● Records supplied:

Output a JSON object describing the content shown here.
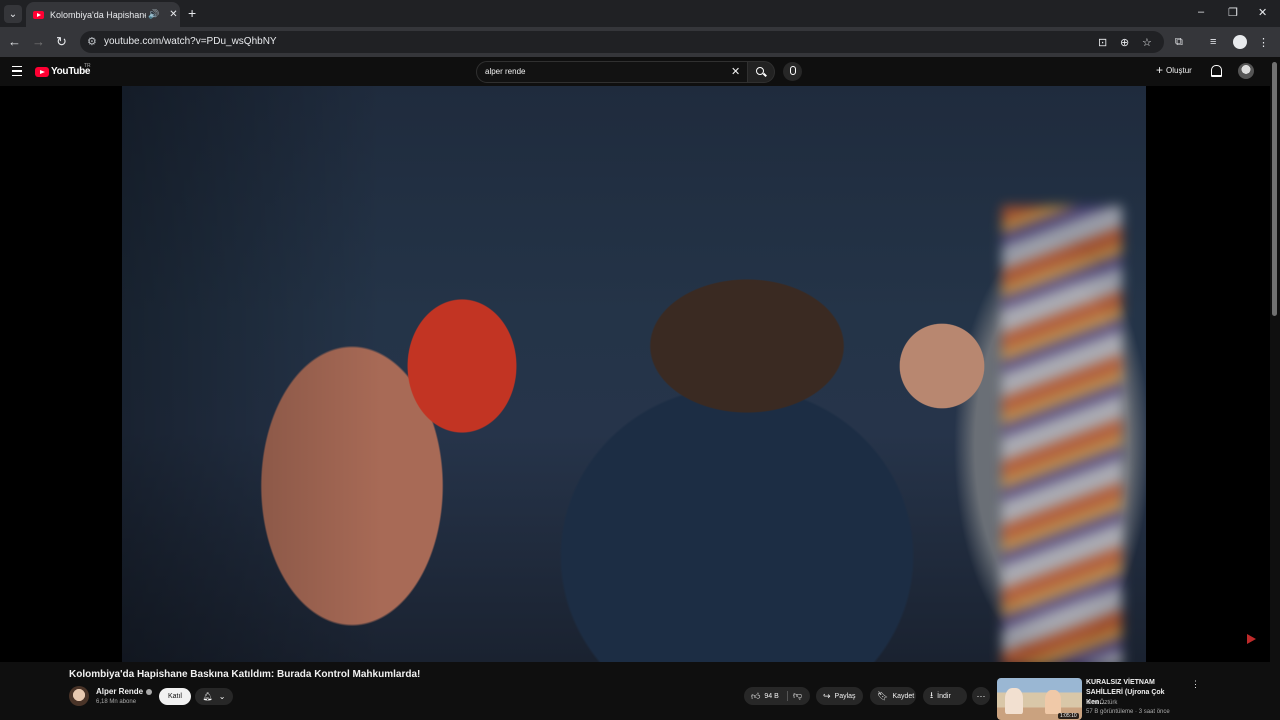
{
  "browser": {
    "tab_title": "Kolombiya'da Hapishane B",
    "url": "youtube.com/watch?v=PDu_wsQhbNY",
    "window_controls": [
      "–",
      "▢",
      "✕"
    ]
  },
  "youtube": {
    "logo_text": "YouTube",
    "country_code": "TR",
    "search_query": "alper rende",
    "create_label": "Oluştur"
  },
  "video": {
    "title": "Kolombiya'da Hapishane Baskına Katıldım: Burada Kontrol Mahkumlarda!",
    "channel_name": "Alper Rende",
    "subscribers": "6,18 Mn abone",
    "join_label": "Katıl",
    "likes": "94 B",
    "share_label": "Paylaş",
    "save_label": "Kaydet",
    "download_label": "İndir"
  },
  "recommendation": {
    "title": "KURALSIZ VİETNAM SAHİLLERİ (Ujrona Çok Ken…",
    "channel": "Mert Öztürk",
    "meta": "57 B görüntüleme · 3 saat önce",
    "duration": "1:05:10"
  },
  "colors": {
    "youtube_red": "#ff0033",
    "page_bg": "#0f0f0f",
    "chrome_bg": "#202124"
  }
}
...
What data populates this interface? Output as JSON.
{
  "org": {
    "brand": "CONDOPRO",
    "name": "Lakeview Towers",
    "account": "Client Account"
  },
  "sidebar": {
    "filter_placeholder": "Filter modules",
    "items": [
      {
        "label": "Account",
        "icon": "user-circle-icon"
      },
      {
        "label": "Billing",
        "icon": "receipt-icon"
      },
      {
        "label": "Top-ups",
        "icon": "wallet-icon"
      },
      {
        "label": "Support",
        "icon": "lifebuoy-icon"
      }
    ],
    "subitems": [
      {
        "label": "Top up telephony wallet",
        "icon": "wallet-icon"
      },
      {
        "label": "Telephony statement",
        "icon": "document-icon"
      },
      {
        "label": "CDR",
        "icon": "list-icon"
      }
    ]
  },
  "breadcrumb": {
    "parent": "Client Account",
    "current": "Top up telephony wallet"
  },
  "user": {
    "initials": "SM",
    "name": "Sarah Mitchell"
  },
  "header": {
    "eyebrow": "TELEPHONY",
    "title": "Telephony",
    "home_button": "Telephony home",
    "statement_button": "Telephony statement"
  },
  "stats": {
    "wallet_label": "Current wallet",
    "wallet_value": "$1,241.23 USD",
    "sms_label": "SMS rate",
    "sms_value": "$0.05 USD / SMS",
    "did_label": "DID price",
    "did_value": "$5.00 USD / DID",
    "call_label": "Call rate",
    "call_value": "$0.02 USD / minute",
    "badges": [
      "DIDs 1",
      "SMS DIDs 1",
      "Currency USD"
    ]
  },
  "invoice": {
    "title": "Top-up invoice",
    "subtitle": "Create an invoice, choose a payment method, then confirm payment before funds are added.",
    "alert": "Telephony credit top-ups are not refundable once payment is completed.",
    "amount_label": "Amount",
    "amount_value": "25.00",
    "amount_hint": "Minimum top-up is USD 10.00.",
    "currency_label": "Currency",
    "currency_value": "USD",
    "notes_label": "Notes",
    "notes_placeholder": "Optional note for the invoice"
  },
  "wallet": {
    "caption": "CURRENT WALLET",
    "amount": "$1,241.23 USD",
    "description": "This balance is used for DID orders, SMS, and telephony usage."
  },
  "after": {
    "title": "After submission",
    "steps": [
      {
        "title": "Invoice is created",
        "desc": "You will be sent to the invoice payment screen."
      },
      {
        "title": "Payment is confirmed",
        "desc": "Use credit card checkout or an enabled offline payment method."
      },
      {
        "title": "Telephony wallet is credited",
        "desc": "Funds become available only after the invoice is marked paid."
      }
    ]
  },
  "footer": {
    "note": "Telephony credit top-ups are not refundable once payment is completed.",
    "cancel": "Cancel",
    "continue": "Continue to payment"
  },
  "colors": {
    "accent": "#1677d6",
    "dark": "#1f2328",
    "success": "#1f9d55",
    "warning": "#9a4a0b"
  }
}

● Required task:
Copy out each line of the records that holds the string "statement".

● Task result:
        "label": "Telephony statement",
    "statement_button": "Telephony statement"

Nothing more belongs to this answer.